*Task objective*:
Restate the entries below word for word, omitting nothing.

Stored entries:
— Begin —
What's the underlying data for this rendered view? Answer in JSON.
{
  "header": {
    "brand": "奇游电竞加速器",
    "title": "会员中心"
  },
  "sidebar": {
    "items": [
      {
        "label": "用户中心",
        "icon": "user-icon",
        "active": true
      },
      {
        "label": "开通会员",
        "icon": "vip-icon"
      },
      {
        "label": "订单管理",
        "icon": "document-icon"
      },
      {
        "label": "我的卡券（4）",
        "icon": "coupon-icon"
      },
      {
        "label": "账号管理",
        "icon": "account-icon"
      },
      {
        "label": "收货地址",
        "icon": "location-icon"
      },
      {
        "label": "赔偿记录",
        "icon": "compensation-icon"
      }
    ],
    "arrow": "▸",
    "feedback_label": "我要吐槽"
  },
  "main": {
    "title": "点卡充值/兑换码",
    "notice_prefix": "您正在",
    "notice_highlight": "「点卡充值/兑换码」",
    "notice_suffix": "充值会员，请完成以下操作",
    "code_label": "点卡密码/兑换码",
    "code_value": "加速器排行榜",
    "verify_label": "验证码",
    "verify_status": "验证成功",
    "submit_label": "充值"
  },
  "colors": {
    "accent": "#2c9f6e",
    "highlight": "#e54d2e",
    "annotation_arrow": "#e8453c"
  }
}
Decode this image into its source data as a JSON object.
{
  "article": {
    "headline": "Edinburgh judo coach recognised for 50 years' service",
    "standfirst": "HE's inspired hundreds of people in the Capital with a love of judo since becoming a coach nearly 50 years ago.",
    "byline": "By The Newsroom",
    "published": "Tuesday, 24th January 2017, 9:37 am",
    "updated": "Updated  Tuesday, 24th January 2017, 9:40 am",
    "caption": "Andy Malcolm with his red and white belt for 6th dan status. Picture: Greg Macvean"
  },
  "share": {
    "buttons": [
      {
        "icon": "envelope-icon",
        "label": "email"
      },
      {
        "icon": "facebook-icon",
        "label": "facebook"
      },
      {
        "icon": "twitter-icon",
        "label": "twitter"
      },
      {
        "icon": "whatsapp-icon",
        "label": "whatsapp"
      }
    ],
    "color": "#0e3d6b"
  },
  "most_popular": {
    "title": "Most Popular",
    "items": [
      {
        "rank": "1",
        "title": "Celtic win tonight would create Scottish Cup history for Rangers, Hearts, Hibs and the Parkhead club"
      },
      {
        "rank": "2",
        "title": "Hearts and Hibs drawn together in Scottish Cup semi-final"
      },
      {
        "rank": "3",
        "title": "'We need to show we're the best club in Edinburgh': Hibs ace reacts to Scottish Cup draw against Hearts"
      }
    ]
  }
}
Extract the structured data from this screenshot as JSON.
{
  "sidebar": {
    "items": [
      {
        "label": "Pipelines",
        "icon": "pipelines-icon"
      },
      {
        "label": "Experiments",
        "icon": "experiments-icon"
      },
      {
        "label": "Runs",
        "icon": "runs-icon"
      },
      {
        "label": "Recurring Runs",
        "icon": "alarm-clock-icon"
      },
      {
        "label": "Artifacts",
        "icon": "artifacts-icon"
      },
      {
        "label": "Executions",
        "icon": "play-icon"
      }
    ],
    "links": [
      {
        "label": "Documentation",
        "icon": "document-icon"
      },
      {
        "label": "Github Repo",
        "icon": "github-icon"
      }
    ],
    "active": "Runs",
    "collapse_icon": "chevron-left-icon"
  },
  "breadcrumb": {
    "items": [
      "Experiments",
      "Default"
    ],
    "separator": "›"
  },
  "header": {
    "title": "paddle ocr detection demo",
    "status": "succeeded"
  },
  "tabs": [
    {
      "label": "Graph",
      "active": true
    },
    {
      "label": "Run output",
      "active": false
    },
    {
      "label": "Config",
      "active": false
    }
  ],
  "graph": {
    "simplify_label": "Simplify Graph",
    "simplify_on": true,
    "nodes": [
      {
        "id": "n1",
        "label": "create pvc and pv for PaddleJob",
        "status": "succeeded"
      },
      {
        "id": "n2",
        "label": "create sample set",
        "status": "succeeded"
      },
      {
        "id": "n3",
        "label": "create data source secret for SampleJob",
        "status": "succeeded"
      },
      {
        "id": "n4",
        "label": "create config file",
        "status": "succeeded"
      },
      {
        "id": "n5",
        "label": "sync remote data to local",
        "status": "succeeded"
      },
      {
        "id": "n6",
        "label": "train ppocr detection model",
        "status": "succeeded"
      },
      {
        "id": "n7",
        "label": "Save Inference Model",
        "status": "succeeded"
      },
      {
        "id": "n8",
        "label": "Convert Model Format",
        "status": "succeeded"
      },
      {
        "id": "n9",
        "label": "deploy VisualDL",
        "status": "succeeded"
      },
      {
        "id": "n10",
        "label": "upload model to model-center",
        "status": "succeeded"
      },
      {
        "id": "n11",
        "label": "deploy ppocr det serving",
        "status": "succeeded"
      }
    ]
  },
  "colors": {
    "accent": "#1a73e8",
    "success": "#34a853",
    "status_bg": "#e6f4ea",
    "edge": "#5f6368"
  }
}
— End —
*Exercise result*:
What's the underlying data for this rendered view? Answer in JSON.
{
  "header": {
    "brand": "奇游电竞加速器",
    "title": "会员中心"
  },
  "sidebar": {
    "items": [
      {
        "label": "用户中心",
        "icon": "user-icon",
        "active": true
      },
      {
        "label": "开通会员",
        "icon": "vip-icon"
      },
      {
        "label": "订单管理",
        "icon": "document-icon"
      },
      {
        "label": "我的卡券（4）",
        "icon": "coupon-icon"
      },
      {
        "label": "账号管理",
        "icon": "account-icon"
      },
      {
        "label": "收货地址",
        "icon": "location-icon"
      },
      {
        "label": "赔偿记录",
        "icon": "compensation-icon"
      }
    ],
    "arrow": "▸",
    "feedback_label": "我要吐槽"
  },
  "main": {
    "title": "点卡充值/兑换码",
    "notice_prefix": "您正在",
    "notice_highlight": "「点卡充值/兑换码」",
    "notice_suffix": "充值会员，请完成以下操作",
    "code_label": "点卡密码/兑换码",
    "code_value": "加速器排行榜",
    "verify_label": "验证码",
    "verify_status": "验证成功",
    "submit_label": "充值"
  },
  "colors": {
    "accent": "#2c9f6e",
    "highlight": "#e54d2e",
    "annotation_arrow": "#e8453c"
  }
}
Decode this image into its source data as a JSON object.
{
  "article": {
    "headline": "Edinburgh judo coach recognised for 50 years' service",
    "standfirst": "HE's inspired hundreds of people in the Capital with a love of judo since becoming a coach nearly 50 years ago.",
    "byline": "By The Newsroom",
    "published": "Tuesday, 24th January 2017, 9:37 am",
    "updated": "Updated  Tuesday, 24th January 2017, 9:40 am",
    "caption": "Andy Malcolm with his red and white belt for 6th dan status. Picture: Greg Macvean"
  },
  "share": {
    "buttons": [
      {
        "icon": "envelope-icon",
        "label": "email"
      },
      {
        "icon": "facebook-icon",
        "label": "facebook"
      },
      {
        "icon": "twitter-icon",
        "label": "twitter"
      },
      {
        "icon": "whatsapp-icon",
        "label": "whatsapp"
      }
    ],
    "color": "#0e3d6b"
  },
  "most_popular": {
    "title": "Most Popular",
    "items": [
      {
        "rank": "1",
        "title": "Celtic win tonight would create Scottish Cup history for Rangers, Hearts, Hibs and the Parkhead club"
      },
      {
        "rank": "2",
        "title": "Hearts and Hibs drawn together in Scottish Cup semi-final"
      },
      {
        "rank": "3",
        "title": "'We need to show we're the best club in Edinburgh': Hibs ace reacts to Scottish Cup draw against Hearts"
      }
    ]
  }
}
Extract the structured data from this screenshot as JSON.
{
  "sidebar": {
    "items": [
      {
        "label": "Pipelines",
        "icon": "pipelines-icon"
      },
      {
        "label": "Experiments",
        "icon": "experiments-icon"
      },
      {
        "label": "Runs",
        "icon": "runs-icon"
      },
      {
        "label": "Recurring Runs",
        "icon": "alarm-clock-icon"
      },
      {
        "label": "Artifacts",
        "icon": "artifacts-icon"
      },
      {
        "label": "Executions",
        "icon": "play-icon"
      }
    ],
    "links": [
      {
        "label": "Documentation",
        "icon": "document-icon"
      },
      {
        "label": "Github Repo",
        "icon": "github-icon"
      }
    ],
    "active": "Runs",
    "collapse_icon": "chevron-left-icon"
  },
  "breadcrumb": {
    "items": [
      "Experiments",
      "Default"
    ],
    "separator": "›"
  },
  "header": {
    "title": "paddle ocr detection demo",
    "status": "succeeded"
  },
  "tabs": [
    {
      "label": "Graph",
      "active": true
    },
    {
      "label": "Run output",
      "active": false
    },
    {
      "label": "Config",
      "active": false
    }
  ],
  "graph": {
    "simplify_label": "Simplify Graph",
    "simplify_on": true,
    "nodes": [
      {
        "id": "n1",
        "label": "create pvc and pv for PaddleJob",
        "status": "succeeded"
      },
      {
        "id": "n2",
        "label": "create sample set",
        "status": "succeeded"
      },
      {
        "id": "n3",
        "label": "create data source secret for SampleJob",
        "status": "succeeded"
      },
      {
        "id": "n4",
        "label": "create config file",
        "status": "succeeded"
      },
      {
        "id": "n5",
        "label": "sync remote data to local",
        "status": "succeeded"
      },
      {
        "id": "n6",
        "label": "train ppocr detection model",
        "status": "succeeded"
      },
      {
        "id": "n7",
        "label": "Save Inference Model",
        "status": "succeeded"
      },
      {
        "id": "n8",
        "label": "Convert Model Format",
        "status": "succeeded"
      },
      {
        "id": "n9",
        "label": "deploy VisualDL",
        "status": "succeeded"
      },
      {
        "id": "n10",
        "label": "upload model to model-center",
        "status": "succeeded"
      },
      {
        "id": "n11",
        "label": "deploy ppocr det serving",
        "status": "succeeded"
      }
    ]
  },
  "colors": {
    "accent": "#1a73e8",
    "success": "#34a853",
    "status_bg": "#e6f4ea",
    "edge": "#5f6368"
  }
}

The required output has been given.